-- begin Dataset rows --
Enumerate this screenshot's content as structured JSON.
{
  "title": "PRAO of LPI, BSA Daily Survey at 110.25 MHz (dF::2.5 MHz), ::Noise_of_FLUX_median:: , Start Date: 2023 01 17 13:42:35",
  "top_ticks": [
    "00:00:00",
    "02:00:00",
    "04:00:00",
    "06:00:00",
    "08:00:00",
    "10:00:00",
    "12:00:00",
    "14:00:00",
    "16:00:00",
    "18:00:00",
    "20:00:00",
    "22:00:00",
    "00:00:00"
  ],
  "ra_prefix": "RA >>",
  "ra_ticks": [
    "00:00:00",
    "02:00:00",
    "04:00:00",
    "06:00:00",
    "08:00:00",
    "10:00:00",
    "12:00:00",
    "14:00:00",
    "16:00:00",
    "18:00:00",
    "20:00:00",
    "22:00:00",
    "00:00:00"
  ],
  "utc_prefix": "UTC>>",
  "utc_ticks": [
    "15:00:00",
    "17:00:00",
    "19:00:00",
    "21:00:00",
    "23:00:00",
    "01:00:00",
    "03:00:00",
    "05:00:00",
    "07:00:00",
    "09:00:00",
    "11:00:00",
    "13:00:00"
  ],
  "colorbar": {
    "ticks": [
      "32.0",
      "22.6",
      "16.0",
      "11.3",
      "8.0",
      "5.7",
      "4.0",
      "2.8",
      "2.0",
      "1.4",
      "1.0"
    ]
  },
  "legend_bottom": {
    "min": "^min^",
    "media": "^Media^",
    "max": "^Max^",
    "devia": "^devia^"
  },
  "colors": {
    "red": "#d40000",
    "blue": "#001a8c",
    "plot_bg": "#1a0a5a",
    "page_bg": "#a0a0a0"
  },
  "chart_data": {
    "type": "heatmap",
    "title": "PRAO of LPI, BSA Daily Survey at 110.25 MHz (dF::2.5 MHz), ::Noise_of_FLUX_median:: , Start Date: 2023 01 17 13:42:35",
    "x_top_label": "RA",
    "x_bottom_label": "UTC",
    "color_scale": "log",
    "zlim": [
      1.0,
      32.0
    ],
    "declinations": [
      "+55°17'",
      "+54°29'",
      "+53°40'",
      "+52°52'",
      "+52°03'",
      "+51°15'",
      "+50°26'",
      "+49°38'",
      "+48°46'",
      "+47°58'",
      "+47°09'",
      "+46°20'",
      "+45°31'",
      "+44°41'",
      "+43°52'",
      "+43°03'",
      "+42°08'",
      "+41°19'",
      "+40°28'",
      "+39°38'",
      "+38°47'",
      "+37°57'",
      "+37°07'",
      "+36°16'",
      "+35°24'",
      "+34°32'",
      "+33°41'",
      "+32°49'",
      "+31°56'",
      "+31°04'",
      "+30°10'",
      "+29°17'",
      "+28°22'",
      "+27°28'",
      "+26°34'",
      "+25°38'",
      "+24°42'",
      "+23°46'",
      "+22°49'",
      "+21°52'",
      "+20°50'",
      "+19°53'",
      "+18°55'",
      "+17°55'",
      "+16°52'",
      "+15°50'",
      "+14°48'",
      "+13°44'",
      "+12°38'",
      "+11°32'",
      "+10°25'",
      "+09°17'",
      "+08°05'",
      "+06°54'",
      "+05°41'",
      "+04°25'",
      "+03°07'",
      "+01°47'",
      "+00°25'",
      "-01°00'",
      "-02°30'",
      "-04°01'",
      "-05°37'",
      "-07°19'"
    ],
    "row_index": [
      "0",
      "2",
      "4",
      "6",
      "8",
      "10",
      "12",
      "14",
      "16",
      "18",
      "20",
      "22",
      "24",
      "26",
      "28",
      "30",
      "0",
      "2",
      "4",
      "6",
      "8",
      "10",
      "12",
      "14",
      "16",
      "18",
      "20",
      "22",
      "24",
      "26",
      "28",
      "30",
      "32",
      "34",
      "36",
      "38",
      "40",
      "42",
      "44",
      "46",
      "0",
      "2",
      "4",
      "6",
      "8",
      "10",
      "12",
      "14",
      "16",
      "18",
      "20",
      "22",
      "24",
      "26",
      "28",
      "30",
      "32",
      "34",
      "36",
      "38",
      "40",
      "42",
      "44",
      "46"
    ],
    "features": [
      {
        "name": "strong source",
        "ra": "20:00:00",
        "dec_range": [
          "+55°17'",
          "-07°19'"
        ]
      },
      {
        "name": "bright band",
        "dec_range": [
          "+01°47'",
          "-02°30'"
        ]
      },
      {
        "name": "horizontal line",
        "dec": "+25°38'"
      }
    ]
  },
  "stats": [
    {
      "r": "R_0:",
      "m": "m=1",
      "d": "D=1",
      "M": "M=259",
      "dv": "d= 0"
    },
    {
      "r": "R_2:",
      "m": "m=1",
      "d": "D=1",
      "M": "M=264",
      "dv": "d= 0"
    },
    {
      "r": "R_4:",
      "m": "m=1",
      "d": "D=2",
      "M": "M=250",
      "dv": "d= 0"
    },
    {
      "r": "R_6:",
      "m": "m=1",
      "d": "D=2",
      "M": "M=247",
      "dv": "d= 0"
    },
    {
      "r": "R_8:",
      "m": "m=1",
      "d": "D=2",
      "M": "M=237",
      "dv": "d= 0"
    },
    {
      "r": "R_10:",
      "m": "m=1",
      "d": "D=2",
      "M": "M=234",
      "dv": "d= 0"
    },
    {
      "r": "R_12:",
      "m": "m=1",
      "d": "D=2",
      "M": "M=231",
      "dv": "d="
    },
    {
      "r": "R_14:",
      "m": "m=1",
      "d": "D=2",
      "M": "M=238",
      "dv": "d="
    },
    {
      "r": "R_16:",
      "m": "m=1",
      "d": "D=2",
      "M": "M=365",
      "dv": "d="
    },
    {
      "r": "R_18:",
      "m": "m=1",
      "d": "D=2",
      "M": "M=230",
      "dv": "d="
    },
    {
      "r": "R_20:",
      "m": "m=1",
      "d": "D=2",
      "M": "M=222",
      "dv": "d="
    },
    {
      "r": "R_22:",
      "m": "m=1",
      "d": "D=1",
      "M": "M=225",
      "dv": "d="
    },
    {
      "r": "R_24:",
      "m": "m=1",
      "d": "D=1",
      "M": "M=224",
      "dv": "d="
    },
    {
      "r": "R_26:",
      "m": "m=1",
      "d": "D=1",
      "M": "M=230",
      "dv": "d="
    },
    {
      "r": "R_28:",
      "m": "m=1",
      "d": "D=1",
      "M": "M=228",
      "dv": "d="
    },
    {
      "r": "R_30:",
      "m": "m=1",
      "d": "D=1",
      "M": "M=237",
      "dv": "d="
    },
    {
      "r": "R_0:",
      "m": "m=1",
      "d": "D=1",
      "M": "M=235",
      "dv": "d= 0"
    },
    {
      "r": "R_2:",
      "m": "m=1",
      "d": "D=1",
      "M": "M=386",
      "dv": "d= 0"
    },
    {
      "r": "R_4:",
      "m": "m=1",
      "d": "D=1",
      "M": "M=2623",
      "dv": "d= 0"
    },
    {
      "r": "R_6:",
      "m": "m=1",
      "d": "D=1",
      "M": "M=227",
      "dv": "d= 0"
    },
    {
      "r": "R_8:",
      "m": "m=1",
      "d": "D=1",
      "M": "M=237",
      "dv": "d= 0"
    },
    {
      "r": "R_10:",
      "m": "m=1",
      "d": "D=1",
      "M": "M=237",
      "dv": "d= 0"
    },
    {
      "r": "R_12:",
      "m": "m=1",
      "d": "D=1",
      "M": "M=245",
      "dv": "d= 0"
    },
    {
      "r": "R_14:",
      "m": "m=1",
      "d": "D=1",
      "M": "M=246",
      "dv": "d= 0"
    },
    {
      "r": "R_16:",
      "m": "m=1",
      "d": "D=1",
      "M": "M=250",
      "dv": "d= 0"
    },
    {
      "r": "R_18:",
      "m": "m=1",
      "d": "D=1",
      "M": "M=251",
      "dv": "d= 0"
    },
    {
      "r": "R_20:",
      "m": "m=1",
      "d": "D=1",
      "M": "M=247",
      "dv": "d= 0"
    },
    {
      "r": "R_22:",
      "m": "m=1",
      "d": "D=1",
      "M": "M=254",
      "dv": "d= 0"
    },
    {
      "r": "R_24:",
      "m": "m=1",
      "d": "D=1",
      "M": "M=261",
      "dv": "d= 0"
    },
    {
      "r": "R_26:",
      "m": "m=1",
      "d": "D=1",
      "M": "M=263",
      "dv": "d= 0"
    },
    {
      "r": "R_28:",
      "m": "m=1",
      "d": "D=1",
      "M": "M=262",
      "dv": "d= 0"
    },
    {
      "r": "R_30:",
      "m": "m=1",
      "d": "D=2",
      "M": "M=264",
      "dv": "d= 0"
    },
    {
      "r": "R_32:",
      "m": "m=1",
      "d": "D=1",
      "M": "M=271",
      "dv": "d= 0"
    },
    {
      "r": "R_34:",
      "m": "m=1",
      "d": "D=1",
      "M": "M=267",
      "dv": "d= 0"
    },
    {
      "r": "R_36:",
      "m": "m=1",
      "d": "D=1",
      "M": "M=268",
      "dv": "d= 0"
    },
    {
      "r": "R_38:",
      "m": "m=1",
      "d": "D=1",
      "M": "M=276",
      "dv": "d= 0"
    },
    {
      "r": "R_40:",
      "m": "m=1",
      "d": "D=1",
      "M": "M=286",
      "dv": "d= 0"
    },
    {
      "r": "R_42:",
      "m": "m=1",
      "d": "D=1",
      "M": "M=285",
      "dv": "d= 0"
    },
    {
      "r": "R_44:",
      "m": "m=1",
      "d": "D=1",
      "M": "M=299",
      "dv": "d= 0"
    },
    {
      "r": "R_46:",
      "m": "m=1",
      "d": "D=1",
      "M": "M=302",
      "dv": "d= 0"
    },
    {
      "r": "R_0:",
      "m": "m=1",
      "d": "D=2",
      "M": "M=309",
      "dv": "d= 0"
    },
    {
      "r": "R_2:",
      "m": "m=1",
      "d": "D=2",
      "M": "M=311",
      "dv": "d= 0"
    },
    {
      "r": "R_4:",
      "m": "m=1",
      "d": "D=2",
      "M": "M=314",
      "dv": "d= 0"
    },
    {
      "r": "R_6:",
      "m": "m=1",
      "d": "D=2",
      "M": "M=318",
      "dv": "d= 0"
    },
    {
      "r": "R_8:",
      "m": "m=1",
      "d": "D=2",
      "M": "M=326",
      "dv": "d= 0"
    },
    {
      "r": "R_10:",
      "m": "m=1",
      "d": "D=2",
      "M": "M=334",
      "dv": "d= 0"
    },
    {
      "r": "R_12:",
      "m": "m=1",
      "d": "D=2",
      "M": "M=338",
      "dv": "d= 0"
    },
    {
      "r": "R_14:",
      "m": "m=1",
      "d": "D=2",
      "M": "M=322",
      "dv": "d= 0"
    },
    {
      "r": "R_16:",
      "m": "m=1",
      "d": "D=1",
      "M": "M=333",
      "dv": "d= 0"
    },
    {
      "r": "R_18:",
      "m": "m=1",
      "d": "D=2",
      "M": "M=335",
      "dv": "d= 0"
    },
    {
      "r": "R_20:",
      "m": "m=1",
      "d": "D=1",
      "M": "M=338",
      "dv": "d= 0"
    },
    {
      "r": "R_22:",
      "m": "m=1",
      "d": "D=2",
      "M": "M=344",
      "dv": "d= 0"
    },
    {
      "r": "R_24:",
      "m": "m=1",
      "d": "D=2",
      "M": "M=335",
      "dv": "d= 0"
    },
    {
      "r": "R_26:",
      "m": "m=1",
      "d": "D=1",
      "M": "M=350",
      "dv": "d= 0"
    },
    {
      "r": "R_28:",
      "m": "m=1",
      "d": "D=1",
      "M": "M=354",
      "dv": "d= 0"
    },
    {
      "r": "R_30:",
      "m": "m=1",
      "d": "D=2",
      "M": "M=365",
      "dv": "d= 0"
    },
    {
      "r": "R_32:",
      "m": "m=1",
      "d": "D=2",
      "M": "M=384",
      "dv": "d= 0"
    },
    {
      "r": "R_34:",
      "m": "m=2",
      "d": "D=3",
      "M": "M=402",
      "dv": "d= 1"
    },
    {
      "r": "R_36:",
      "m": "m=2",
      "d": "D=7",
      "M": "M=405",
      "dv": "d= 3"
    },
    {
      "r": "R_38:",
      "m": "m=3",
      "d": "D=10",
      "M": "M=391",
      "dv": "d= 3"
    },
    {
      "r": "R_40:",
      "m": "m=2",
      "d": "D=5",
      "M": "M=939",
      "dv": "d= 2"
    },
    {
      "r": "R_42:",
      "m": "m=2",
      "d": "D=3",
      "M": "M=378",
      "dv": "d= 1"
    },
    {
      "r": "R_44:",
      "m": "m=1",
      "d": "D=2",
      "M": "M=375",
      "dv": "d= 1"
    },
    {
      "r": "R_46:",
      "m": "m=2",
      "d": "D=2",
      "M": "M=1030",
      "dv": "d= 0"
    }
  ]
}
-- end Dataset rows --
How many lines in the records hold the string "Survey"? Reply with the number alone.

2